• **REQUIREMENTS**:
Filter the records below for the word "adalah". Copy each line that holds it.

[BEGIN DATASET RECORDS]

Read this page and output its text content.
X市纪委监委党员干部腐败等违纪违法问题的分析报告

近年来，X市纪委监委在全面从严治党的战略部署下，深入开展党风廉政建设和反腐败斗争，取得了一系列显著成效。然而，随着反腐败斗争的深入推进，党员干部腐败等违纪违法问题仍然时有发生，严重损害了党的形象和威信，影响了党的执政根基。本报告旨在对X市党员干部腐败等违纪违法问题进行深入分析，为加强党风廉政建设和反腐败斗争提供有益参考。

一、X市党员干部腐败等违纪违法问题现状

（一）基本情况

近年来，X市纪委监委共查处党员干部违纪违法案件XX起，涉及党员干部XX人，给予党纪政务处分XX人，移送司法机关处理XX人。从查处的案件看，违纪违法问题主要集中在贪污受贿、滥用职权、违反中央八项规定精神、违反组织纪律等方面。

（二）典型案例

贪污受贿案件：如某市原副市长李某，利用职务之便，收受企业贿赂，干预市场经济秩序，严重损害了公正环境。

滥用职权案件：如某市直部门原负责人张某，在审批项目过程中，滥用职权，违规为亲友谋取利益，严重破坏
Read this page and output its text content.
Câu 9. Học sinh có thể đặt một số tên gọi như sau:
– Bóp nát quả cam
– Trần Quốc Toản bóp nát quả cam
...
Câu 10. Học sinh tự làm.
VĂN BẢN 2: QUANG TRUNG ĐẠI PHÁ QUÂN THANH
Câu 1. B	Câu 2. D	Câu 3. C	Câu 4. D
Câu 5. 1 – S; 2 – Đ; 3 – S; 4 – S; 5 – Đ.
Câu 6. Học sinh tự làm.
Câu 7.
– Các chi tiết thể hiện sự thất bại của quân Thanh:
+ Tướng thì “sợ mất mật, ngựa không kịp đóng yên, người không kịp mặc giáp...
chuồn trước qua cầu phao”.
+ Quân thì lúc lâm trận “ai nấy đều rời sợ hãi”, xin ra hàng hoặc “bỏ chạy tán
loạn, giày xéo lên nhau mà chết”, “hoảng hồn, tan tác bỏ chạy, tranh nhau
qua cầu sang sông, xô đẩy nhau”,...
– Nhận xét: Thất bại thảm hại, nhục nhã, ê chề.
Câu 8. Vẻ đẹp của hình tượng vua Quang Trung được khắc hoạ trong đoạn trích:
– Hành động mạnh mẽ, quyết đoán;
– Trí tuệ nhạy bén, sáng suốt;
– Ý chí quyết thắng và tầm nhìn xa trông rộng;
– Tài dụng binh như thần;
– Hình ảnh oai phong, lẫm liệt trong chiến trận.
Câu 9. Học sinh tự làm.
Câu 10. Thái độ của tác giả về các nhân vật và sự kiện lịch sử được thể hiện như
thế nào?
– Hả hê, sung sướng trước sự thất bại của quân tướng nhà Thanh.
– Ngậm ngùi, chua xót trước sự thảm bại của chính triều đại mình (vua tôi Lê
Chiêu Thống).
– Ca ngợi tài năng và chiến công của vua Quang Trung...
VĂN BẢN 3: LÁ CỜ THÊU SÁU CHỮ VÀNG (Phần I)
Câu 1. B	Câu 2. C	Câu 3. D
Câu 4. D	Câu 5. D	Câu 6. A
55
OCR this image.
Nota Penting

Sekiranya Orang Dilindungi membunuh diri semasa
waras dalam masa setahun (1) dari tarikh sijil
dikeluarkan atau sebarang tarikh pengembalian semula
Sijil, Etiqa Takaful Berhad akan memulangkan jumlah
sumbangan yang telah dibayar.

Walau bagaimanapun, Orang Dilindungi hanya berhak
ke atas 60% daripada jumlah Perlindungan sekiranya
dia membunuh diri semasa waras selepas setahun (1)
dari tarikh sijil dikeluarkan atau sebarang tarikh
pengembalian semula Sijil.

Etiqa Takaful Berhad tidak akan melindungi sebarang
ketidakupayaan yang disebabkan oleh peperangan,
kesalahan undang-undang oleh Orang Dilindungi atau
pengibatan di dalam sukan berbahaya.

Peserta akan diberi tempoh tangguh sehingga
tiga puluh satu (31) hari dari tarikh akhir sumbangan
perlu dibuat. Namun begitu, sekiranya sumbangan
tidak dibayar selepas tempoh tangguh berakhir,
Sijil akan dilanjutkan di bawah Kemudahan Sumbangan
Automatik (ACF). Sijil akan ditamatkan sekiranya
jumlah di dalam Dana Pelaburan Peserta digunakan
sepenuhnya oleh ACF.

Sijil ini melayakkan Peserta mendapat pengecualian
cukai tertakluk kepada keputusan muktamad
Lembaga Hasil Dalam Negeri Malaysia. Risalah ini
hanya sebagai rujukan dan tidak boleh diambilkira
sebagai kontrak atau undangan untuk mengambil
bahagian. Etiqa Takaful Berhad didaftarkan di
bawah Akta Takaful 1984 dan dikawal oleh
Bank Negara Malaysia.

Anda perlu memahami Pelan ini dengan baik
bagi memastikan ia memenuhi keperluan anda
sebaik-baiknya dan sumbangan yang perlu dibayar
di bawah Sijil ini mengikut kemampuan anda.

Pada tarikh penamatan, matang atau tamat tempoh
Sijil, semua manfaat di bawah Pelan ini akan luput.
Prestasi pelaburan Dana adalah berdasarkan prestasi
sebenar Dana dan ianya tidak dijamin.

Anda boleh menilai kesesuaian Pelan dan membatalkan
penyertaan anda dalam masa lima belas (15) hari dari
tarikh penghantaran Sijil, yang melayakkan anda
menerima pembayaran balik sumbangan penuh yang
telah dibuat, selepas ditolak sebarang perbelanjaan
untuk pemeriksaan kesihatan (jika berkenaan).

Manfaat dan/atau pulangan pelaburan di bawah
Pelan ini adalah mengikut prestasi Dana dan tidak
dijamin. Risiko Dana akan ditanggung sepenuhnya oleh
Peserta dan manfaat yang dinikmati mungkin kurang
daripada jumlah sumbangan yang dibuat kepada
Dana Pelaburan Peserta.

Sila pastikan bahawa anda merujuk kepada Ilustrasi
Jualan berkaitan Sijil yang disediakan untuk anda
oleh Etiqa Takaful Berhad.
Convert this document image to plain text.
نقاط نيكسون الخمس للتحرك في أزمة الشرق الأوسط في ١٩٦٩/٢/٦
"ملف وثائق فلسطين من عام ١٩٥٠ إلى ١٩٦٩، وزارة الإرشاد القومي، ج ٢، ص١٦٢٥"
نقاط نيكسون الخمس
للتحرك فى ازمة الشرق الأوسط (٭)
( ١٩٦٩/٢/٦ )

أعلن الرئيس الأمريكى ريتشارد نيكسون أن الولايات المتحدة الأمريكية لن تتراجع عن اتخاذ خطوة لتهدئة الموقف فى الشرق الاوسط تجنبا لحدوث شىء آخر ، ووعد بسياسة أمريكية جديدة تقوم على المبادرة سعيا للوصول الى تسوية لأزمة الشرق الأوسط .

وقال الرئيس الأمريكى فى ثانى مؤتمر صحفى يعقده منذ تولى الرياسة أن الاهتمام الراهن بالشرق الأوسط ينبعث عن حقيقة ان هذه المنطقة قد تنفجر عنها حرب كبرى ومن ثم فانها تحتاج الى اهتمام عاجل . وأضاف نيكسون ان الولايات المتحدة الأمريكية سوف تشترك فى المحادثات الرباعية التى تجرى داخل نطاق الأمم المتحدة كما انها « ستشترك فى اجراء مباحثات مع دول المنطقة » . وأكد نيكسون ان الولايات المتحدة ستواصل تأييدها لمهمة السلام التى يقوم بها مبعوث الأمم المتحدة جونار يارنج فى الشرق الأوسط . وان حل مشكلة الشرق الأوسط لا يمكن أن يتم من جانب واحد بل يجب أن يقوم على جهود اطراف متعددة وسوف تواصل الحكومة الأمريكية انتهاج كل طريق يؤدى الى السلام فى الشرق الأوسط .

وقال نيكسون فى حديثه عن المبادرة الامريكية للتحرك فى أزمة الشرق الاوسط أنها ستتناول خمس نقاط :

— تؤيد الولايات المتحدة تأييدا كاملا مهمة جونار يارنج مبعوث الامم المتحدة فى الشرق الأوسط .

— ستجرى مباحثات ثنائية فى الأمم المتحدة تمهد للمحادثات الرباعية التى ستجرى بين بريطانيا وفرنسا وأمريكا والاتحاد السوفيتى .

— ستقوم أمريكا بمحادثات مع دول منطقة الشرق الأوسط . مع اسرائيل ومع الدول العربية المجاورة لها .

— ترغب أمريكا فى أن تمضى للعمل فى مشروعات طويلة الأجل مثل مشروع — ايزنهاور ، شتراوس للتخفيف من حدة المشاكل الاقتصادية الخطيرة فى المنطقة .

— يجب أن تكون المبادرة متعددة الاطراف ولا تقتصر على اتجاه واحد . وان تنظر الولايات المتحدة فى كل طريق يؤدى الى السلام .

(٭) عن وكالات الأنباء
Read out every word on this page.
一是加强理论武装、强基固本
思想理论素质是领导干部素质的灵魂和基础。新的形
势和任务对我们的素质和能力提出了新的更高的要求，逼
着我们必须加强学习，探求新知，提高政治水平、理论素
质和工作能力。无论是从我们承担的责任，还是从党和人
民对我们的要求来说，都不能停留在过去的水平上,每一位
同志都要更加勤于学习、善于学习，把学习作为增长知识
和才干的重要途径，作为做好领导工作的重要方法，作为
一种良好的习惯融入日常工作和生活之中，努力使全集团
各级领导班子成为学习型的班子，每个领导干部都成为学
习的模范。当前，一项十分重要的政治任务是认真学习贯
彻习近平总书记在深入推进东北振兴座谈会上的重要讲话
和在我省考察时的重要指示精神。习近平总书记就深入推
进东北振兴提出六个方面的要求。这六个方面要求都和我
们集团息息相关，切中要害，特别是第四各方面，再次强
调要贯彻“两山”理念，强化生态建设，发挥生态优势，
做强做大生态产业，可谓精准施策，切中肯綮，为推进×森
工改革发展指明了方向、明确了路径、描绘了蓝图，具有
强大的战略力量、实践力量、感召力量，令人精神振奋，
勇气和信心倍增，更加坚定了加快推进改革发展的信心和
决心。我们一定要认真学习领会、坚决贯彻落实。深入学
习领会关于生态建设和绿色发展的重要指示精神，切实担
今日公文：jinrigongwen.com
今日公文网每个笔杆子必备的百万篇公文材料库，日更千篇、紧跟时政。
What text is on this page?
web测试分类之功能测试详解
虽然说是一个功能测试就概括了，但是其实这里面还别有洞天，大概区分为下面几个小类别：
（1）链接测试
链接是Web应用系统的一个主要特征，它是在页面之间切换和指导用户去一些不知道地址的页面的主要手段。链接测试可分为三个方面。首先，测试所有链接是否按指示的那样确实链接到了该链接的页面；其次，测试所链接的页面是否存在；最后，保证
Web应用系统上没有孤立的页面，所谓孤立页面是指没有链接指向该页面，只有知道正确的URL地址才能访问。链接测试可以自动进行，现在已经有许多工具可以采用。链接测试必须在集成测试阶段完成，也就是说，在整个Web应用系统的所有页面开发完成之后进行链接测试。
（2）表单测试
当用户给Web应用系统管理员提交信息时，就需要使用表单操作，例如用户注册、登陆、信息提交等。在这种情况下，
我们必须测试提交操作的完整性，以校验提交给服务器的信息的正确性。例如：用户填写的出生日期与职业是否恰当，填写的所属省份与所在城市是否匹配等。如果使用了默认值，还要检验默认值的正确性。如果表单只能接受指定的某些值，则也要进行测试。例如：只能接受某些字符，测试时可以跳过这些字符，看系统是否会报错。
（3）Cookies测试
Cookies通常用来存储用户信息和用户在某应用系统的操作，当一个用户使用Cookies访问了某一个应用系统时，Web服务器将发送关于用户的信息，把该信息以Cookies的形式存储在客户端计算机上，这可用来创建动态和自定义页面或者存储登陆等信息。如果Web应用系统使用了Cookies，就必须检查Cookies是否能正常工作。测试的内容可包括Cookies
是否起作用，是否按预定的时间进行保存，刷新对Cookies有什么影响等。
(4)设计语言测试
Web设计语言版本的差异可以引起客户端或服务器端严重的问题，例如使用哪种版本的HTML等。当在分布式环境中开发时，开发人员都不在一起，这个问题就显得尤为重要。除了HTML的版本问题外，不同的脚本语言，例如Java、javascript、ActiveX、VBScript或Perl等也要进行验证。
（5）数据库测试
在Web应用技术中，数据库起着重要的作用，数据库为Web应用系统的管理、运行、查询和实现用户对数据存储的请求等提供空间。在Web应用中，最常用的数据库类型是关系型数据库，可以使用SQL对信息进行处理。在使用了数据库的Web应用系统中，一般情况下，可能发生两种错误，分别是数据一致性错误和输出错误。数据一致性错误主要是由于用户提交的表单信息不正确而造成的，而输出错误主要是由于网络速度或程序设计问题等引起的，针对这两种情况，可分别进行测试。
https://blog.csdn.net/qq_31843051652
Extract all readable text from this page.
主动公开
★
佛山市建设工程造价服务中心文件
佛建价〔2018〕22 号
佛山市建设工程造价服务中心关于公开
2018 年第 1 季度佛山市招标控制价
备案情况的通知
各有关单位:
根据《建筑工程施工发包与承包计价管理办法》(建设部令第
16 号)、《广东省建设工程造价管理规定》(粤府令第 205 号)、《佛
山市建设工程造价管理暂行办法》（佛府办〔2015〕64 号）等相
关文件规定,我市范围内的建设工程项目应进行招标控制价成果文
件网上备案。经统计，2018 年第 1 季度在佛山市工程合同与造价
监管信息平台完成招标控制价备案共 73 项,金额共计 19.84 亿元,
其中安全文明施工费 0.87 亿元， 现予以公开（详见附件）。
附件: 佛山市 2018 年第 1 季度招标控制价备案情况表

[END DATASET RECORDS]

• **EXPECTED ANSWER**:
Prestasi pelaburan Dana adalah berdasarkan prestasi
Pelan ini adalah mengikut prestasi Dana dan tidak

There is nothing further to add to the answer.